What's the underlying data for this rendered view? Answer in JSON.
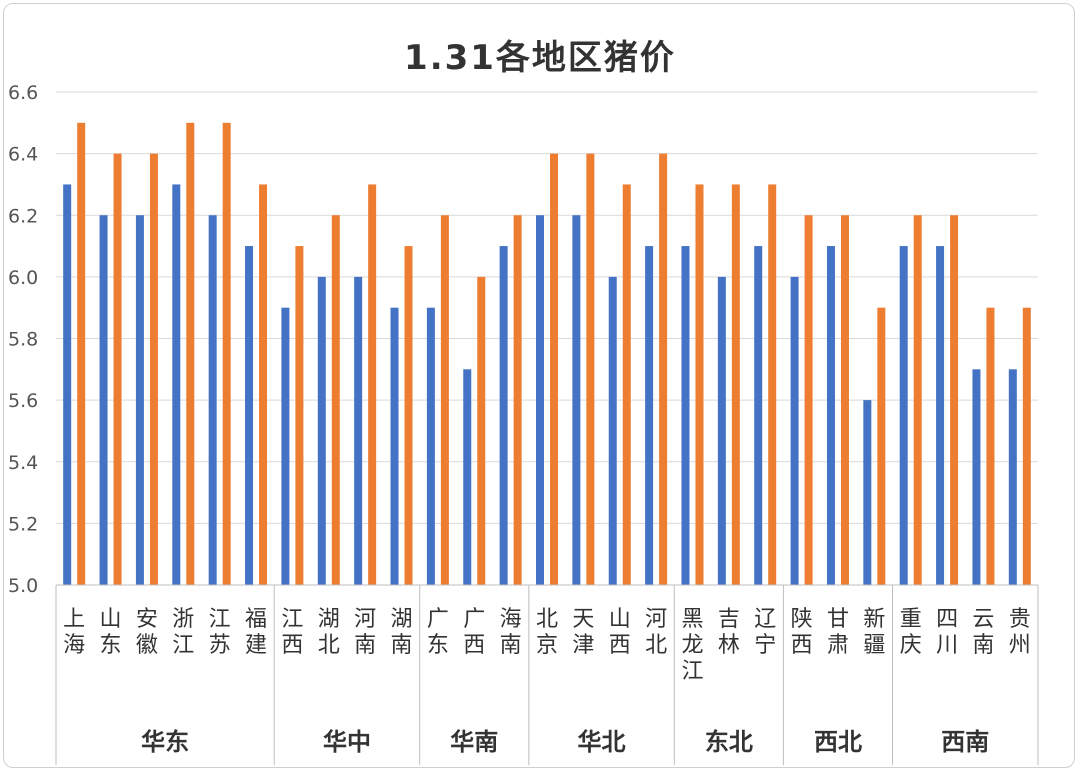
{
  "chart_data": {
    "type": "bar",
    "title": "1.31各地区猪价",
    "ylim": [
      5.0,
      6.6
    ],
    "yticks": [
      "5.0",
      "5.2",
      "5.4",
      "5.6",
      "5.8",
      "6.0",
      "6.2",
      "6.4",
      "6.6"
    ],
    "grid": true,
    "colors": [
      "#4472c4",
      "#ed7d31"
    ],
    "categories": [
      "上海",
      "山东",
      "安徽",
      "浙江",
      "江苏",
      "福建",
      "江西",
      "湖北",
      "河南",
      "湖南",
      "广东",
      "广西",
      "海南",
      "北京",
      "天津",
      "山西",
      "河北",
      "黑龙江",
      "吉林",
      "辽宁",
      "陕西",
      "甘肃",
      "新疆",
      "重庆",
      "四川",
      "云南",
      "贵州"
    ],
    "groups": [
      {
        "name": "华东",
        "count": 6
      },
      {
        "name": "华中",
        "count": 4
      },
      {
        "name": "华南",
        "count": 3
      },
      {
        "name": "华北",
        "count": 4
      },
      {
        "name": "东北",
        "count": 3
      },
      {
        "name": "西北",
        "count": 3
      },
      {
        "name": "西南",
        "count": 4
      }
    ],
    "series": [
      {
        "values": [
          6.3,
          6.2,
          6.2,
          6.3,
          6.2,
          6.1,
          5.9,
          6.0,
          6.0,
          5.9,
          5.9,
          5.7,
          6.1,
          6.2,
          6.2,
          6.0,
          6.1,
          6.1,
          6.0,
          6.1,
          6.0,
          6.1,
          5.6,
          6.1,
          6.1,
          5.7,
          5.7
        ]
      },
      {
        "values": [
          6.5,
          6.4,
          6.4,
          6.5,
          6.5,
          6.3,
          6.1,
          6.2,
          6.3,
          6.1,
          6.2,
          6.0,
          6.2,
          6.4,
          6.4,
          6.3,
          6.4,
          6.3,
          6.3,
          6.3,
          6.2,
          6.2,
          5.9,
          6.2,
          6.2,
          5.9,
          5.9
        ]
      }
    ]
  }
}
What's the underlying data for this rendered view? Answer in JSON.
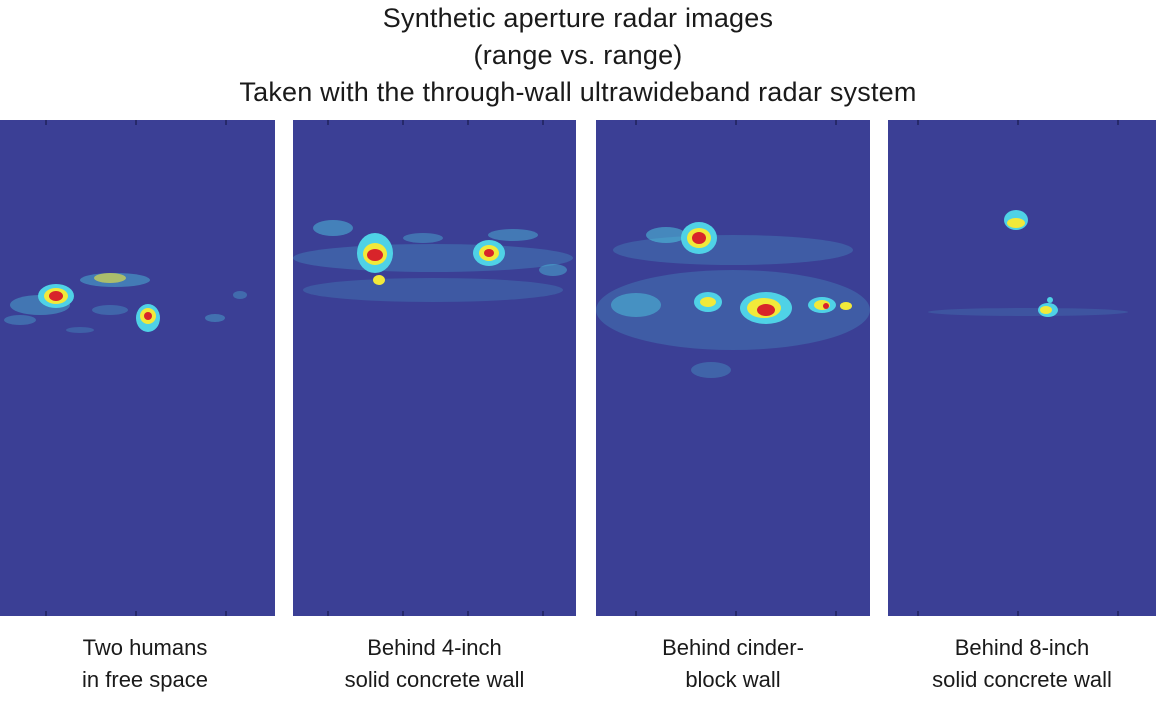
{
  "title": {
    "line1": "Synthetic aperture radar images",
    "line2": "(range vs. range)",
    "line3": "Taken with the through-wall ultrawideband radar system"
  },
  "panels": [
    {
      "caption_line1": "Two humans",
      "caption_line2": "in free space"
    },
    {
      "caption_line1": "Behind 4-inch",
      "caption_line2": "solid concrete wall"
    },
    {
      "caption_line1": "Behind cinder-",
      "caption_line2": "block wall"
    },
    {
      "caption_line1": "Behind 8-inch",
      "caption_line2": "solid concrete wall"
    }
  ],
  "colors": {
    "background": "#3b3f95",
    "cyan": "#4fd2e6",
    "yellow": "#f2e93a",
    "red": "#d8242a"
  }
}
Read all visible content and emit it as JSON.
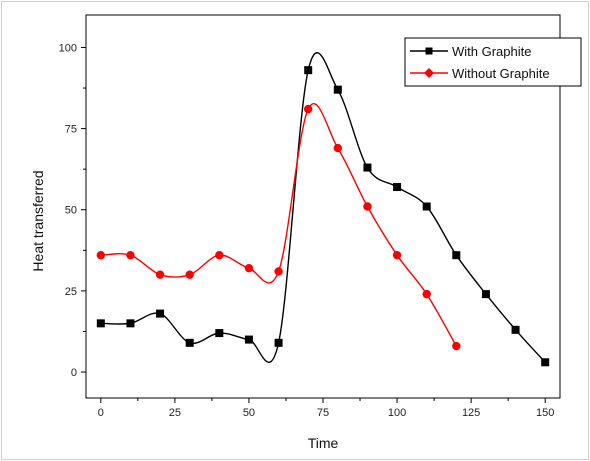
{
  "chart_data": {
    "type": "line",
    "xlabel": "Time",
    "ylabel": "Heat transferred",
    "xlim": [
      -5,
      155
    ],
    "ylim": [
      -8,
      110
    ],
    "xticks": [
      0,
      25,
      50,
      75,
      100,
      125,
      150
    ],
    "yticks": [
      0,
      25,
      50,
      75,
      100
    ],
    "xtick_labels": [
      "0",
      "25",
      "50",
      "75",
      "100",
      "125",
      "150"
    ],
    "ytick_labels": [
      "0",
      "25",
      "50",
      "75",
      "100"
    ],
    "legend_position": "top-right",
    "grid": false,
    "series": [
      {
        "name": "With Graphite",
        "color": "#000000",
        "marker": "square",
        "x": [
          0,
          10,
          20,
          30,
          40,
          50,
          60,
          70,
          80,
          90,
          100,
          110,
          120,
          130,
          140,
          150
        ],
        "y": [
          15,
          15,
          18,
          9,
          12,
          10,
          9,
          93,
          87,
          63,
          57,
          51,
          36,
          24,
          13,
          3
        ]
      },
      {
        "name": "Without Graphite",
        "color": "#ff0000",
        "marker": "diamond",
        "x": [
          0,
          10,
          20,
          30,
          40,
          50,
          60,
          70,
          80,
          90,
          100,
          110,
          120
        ],
        "y": [
          36,
          36,
          30,
          30,
          36,
          32,
          31,
          81,
          69,
          51,
          36,
          24,
          8
        ]
      }
    ]
  }
}
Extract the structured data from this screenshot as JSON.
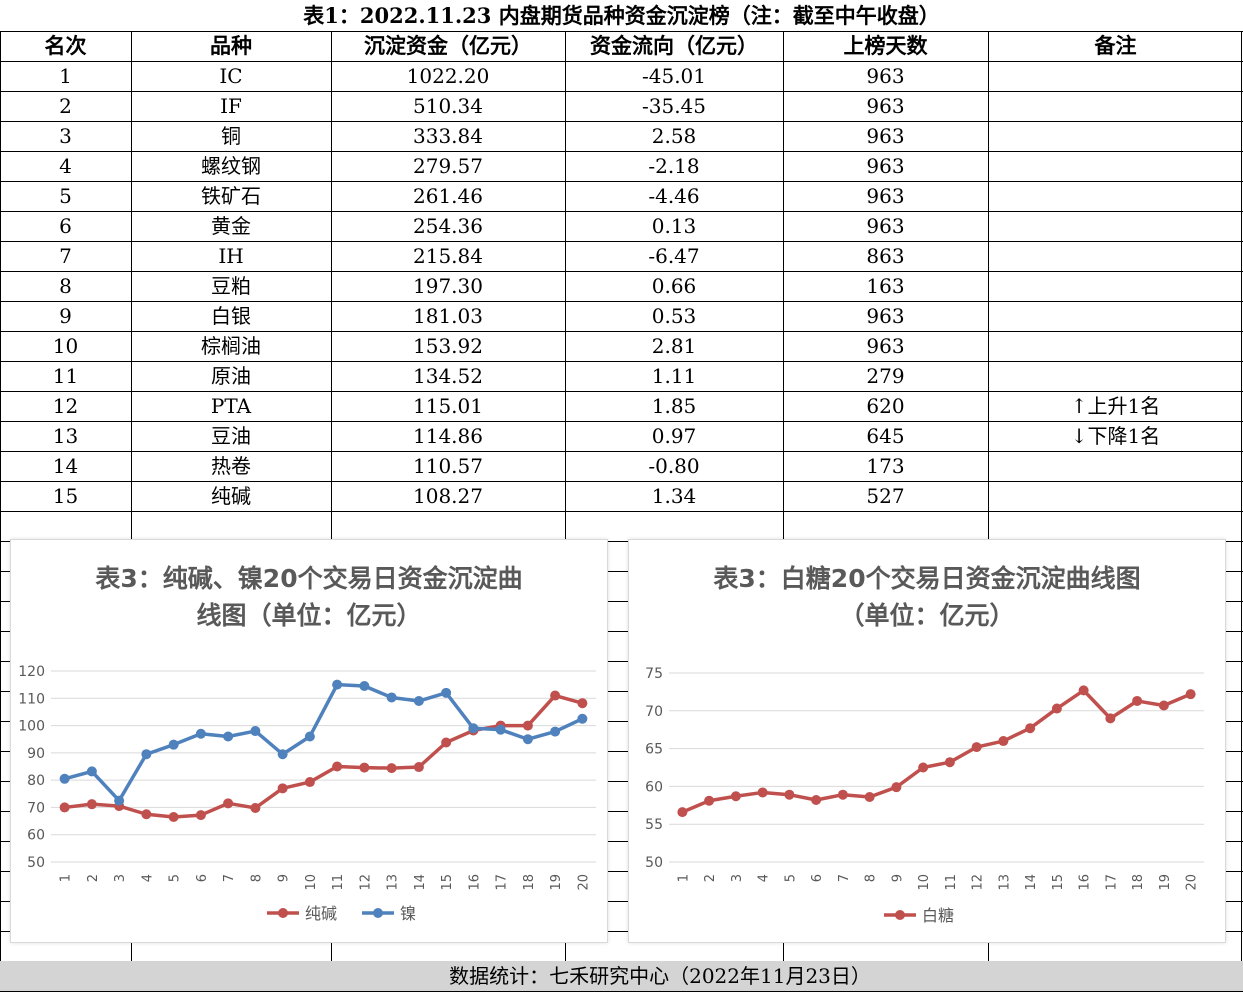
{
  "title": "表1：2022.11.23 内盘期货品种资金沉淀榜（注：截至中午收盘）",
  "headers": [
    "名次",
    "品种",
    "沉淀资金（亿元）",
    "资金流向（亿元）",
    "上榜天数",
    "备注"
  ],
  "rows": [
    [
      "1",
      "IC",
      "1022.20",
      "-45.01",
      "963",
      ""
    ],
    [
      "2",
      "IF",
      "510.34",
      "-35.45",
      "963",
      ""
    ],
    [
      "3",
      "铜",
      "333.84",
      "2.58",
      "963",
      ""
    ],
    [
      "4",
      "螺纹钢",
      "279.57",
      "-2.18",
      "963",
      ""
    ],
    [
      "5",
      "铁矿石",
      "261.46",
      "-4.46",
      "963",
      ""
    ],
    [
      "6",
      "黄金",
      "254.36",
      "0.13",
      "963",
      ""
    ],
    [
      "7",
      "IH",
      "215.84",
      "-6.47",
      "863",
      ""
    ],
    [
      "8",
      "豆粕",
      "197.30",
      "0.66",
      "163",
      ""
    ],
    [
      "9",
      "白银",
      "181.03",
      "0.53",
      "963",
      ""
    ],
    [
      "10",
      "棕榈油",
      "153.92",
      "2.81",
      "963",
      ""
    ],
    [
      "11",
      "原油",
      "134.52",
      "1.11",
      "279",
      ""
    ],
    [
      "12",
      "PTA",
      "115.01",
      "1.85",
      "620",
      "↑上升1名"
    ],
    [
      "13",
      "豆油",
      "114.86",
      "0.97",
      "645",
      "↓下降1名"
    ],
    [
      "14",
      "热卷",
      "110.57",
      "-0.80",
      "173",
      ""
    ],
    [
      "15",
      "纯碱",
      "108.27",
      "1.34",
      "527",
      ""
    ]
  ],
  "footer": "数据统计：七禾研究中心（2022年11月23日）",
  "chart_data": [
    {
      "type": "line",
      "title_lines": [
        "表3：纯碱、镍20个交易日资金沉淀曲",
        "线图（单位：亿元）"
      ],
      "categories": [
        "1",
        "2",
        "3",
        "4",
        "5",
        "6",
        "7",
        "8",
        "9",
        "10",
        "11",
        "12",
        "13",
        "14",
        "15",
        "16",
        "17",
        "18",
        "19",
        "20"
      ],
      "y_ticks": [
        "50",
        "60",
        "70",
        "80",
        "90",
        "100",
        "110",
        "120"
      ],
      "ylim": [
        50,
        120
      ],
      "grid": true,
      "legend": "bottom",
      "series": [
        {
          "name": "纯碱",
          "color": "#c0504d",
          "values": [
            70.0,
            71.2,
            70.5,
            67.5,
            66.5,
            67.2,
            71.5,
            69.8,
            77.0,
            79.3,
            85.0,
            84.6,
            84.4,
            84.8,
            93.8,
            98.2,
            100.0,
            100.0,
            111.0,
            108.2
          ]
        },
        {
          "name": "镍",
          "color": "#4f81bd",
          "values": [
            80.5,
            83.2,
            72.5,
            89.5,
            93.0,
            97.0,
            96.0,
            98.0,
            89.5,
            96.0,
            115.0,
            114.5,
            110.3,
            109.0,
            112.0,
            99.0,
            98.5,
            95.0,
            97.8,
            102.5
          ]
        }
      ]
    },
    {
      "type": "line",
      "title_lines": [
        "表3：白糖20个交易日资金沉淀曲线图",
        "（单位：亿元）"
      ],
      "categories": [
        "1",
        "2",
        "3",
        "4",
        "5",
        "6",
        "7",
        "8",
        "9",
        "10",
        "11",
        "12",
        "13",
        "14",
        "15",
        "16",
        "17",
        "18",
        "19",
        "20"
      ],
      "y_ticks": [
        "50",
        "55",
        "60",
        "65",
        "70",
        "75"
      ],
      "ylim": [
        50,
        75
      ],
      "grid": true,
      "legend": "bottom",
      "series": [
        {
          "name": "白糖",
          "color": "#c0504d",
          "values": [
            56.6,
            58.1,
            58.7,
            59.2,
            58.9,
            58.2,
            58.9,
            58.6,
            59.9,
            62.5,
            63.2,
            65.2,
            66.0,
            67.7,
            70.3,
            72.7,
            69.0,
            71.3,
            70.7,
            72.2
          ]
        }
      ]
    }
  ]
}
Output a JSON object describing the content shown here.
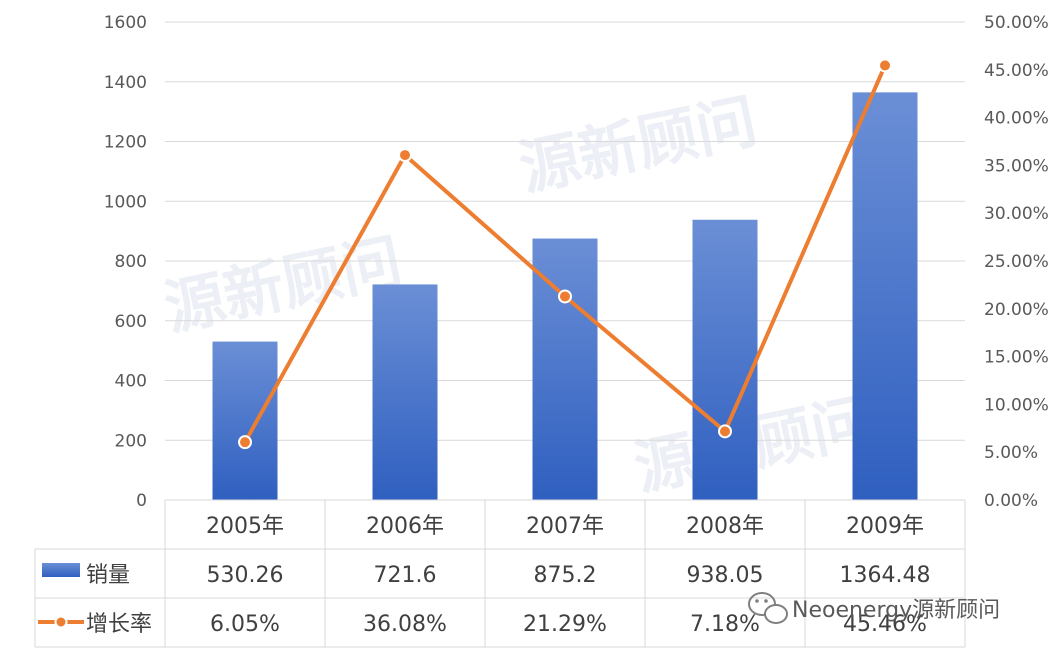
{
  "chart_data": {
    "type": "bar",
    "categories": [
      "2005年",
      "2006年",
      "2007年",
      "2008年",
      "2009年"
    ],
    "series": [
      {
        "name": "销量",
        "type": "bar",
        "axis": "left",
        "values": [
          530.26,
          721.6,
          875.2,
          938.05,
          1364.48
        ],
        "labels": [
          "530.26",
          "721.6",
          "875.2",
          "938.05",
          "1364.48"
        ],
        "color": "#4472c4"
      },
      {
        "name": "增长率",
        "type": "line",
        "axis": "right",
        "values": [
          6.05,
          36.08,
          21.29,
          7.18,
          45.46
        ],
        "labels": [
          "6.05%",
          "36.08%",
          "21.29%",
          "7.18%",
          "45.46%"
        ],
        "color": "#ed7d31"
      }
    ],
    "ylim": [
      0,
      1600
    ],
    "y_ticks": [
      "0",
      "200",
      "400",
      "600",
      "800",
      "1000",
      "1200",
      "1400",
      "1600"
    ],
    "y2lim": [
      0,
      50
    ],
    "y2_ticks": [
      "0.00%",
      "5.00%",
      "10.00%",
      "15.00%",
      "20.00%",
      "25.00%",
      "30.00%",
      "35.00%",
      "40.00%",
      "45.00%",
      "50.00%"
    ],
    "grid": true,
    "legend": "data-table"
  },
  "watermark": {
    "text": "源新顾问",
    "credit": "Neoenergy源新顾问",
    "wechat_icon": "wechat-icon"
  }
}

-*-

(INSTRUCTIONS FOR THE TASK): Quote exactly, and nothing besides, the lines from the one with "Output a JSON" through the end of the records above; include both ends and omit the pictures.

(FINAL RESULT):
Output a JSON object describing the content shown here.
{
  "chart_data": {
    "type": "bar",
    "categories": [
      "2005年",
      "2006年",
      "2007年",
      "2008年",
      "2009年"
    ],
    "series": [
      {
        "name": "销量",
        "type": "bar",
        "axis": "left",
        "values": [
          530.26,
          721.6,
          875.2,
          938.05,
          1364.48
        ],
        "labels": [
          "530.26",
          "721.6",
          "875.2",
          "938.05",
          "1364.48"
        ],
        "color": "#4472c4"
      },
      {
        "name": "增长率",
        "type": "line",
        "axis": "right",
        "values": [
          6.05,
          36.08,
          21.29,
          7.18,
          45.46
        ],
        "labels": [
          "6.05%",
          "36.08%",
          "21.29%",
          "7.18%",
          "45.46%"
        ],
        "color": "#ed7d31"
      }
    ],
    "ylim": [
      0,
      1600
    ],
    "y_ticks": [
      "0",
      "200",
      "400",
      "600",
      "800",
      "1000",
      "1200",
      "1400",
      "1600"
    ],
    "y2lim": [
      0,
      50
    ],
    "y2_ticks": [
      "0.00%",
      "5.00%",
      "10.00%",
      "15.00%",
      "20.00%",
      "25.00%",
      "30.00%",
      "35.00%",
      "40.00%",
      "45.00%",
      "50.00%"
    ],
    "grid": true,
    "legend": "data-table"
  },
  "watermark": {
    "text": "源新顾问",
    "credit": "Neoenergy源新顾问",
    "wechat_icon": "wechat-icon"
  }
}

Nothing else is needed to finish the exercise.